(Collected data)
■ ■ ■ ■

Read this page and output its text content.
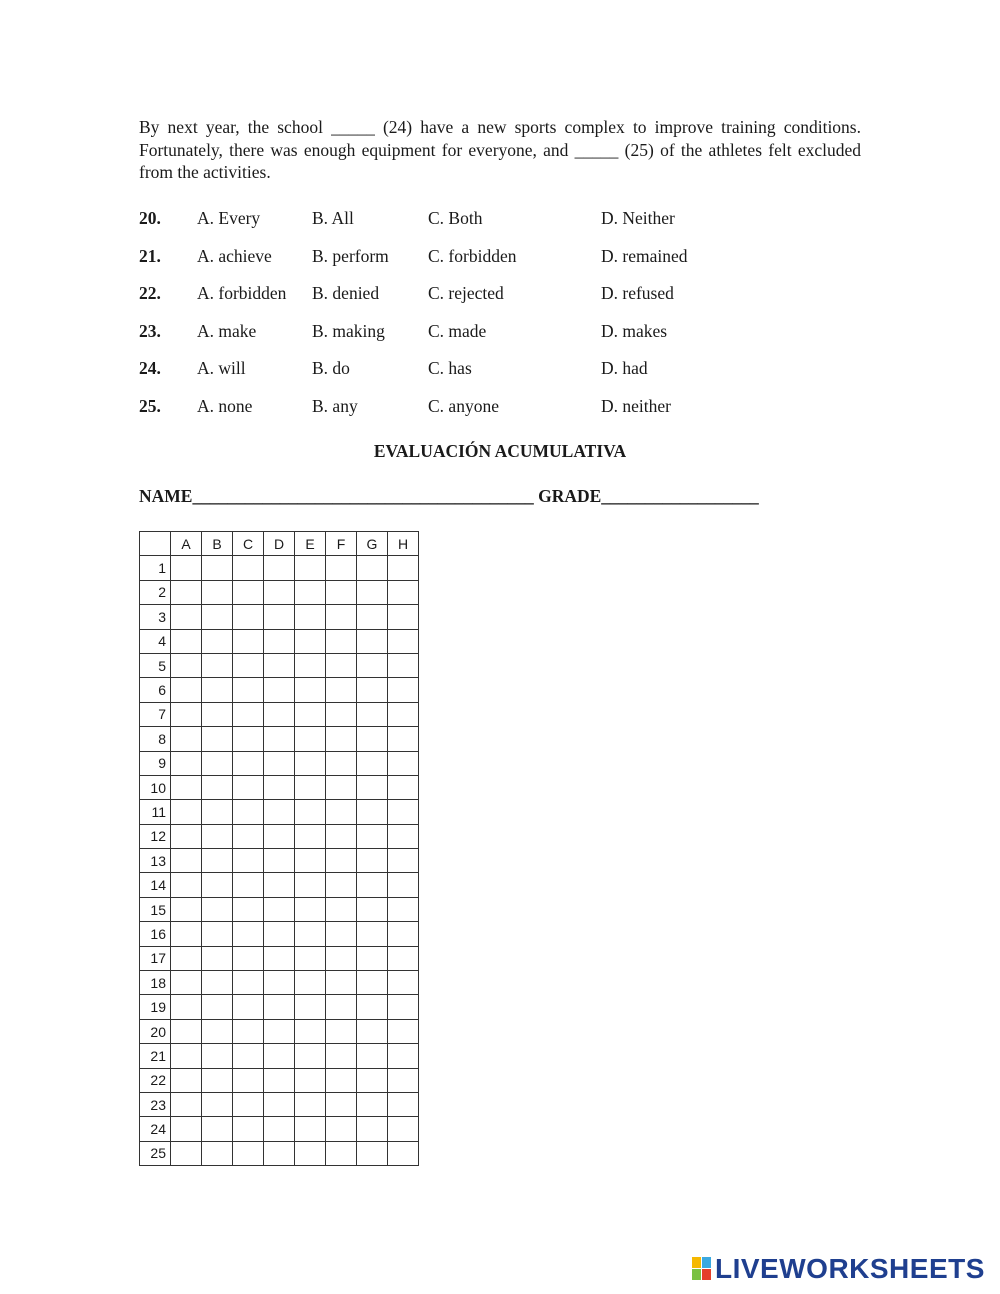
By next year, the school _____ (24) have a new sports complex to improve training conditions. Fortunately, there was enough equipment for everyone, and _____ (25) of the athletes felt excluded from the activities.

20. A. Every	B. All	C. Both	D. Neither
21. A. achieve B. perform C. forbidden	D. remained
22. A. forbidden B. denied	C. rejected	D. refused
23. A. make	B. making C. made	D. makes
24. A. will	B. do	C. has	D. had
25. A. none	B. any	C. anyone	D. neither
EVALUACIÓN ACUMULATIVA
NAME_______________________________________ GRADE__________________
	A	B	C	D	E	F	G	H
1								
2								
3								
4								
5								
6								
7								
8								
9								
10								
11								
12								
13								
14								
15								
16								
17								
18								
19								
20								
21								
22								
23								
24								
25								
LIVEWORKSHEETS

■ ■ ■ ■

§ **What to do**
Each line that holds the word "forbidden" is to be copied.

§ **Expected answer**
21. A. achieve B. perform C. forbidden	D. remained
22. A. forbidden B. denied	C. rejected	D. refused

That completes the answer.